## Instruction:
Select the lines of the records containing the word "Cestovní" and list them.

[Begin Data supplied]

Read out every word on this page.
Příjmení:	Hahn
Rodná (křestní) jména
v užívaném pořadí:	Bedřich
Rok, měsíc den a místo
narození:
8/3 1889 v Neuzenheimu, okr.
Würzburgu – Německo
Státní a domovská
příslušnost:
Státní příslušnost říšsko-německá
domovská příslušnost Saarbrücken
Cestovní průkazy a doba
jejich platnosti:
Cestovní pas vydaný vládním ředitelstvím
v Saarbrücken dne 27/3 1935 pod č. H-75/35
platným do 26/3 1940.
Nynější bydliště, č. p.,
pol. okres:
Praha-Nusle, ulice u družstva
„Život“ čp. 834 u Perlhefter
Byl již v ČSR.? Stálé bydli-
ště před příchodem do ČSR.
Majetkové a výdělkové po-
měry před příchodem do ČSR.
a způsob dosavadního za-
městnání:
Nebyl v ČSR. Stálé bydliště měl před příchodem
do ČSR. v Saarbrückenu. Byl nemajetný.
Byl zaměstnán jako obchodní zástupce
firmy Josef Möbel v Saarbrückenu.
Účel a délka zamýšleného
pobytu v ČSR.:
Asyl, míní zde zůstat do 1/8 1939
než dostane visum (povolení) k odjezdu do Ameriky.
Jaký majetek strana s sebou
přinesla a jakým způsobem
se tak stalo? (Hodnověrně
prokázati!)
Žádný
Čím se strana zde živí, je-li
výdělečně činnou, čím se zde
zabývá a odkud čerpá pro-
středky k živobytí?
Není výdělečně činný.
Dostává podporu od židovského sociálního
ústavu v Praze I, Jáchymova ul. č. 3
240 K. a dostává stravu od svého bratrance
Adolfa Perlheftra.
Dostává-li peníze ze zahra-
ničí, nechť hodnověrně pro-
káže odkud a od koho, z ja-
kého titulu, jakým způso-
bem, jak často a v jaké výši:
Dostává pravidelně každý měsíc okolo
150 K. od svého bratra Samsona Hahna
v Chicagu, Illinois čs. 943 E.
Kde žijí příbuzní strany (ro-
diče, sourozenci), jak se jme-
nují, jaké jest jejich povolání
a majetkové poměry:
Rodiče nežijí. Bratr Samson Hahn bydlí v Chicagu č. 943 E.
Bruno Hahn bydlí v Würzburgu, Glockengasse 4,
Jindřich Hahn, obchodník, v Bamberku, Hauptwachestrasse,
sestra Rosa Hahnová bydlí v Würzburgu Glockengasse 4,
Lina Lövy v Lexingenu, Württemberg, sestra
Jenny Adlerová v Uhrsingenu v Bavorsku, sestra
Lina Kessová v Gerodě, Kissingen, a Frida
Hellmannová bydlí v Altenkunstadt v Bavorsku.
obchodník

[End Data supplied]

## Answer for this exercise:
Cestovní průkazy a doba
Cestovní pas vydaný vládním ředitelstvím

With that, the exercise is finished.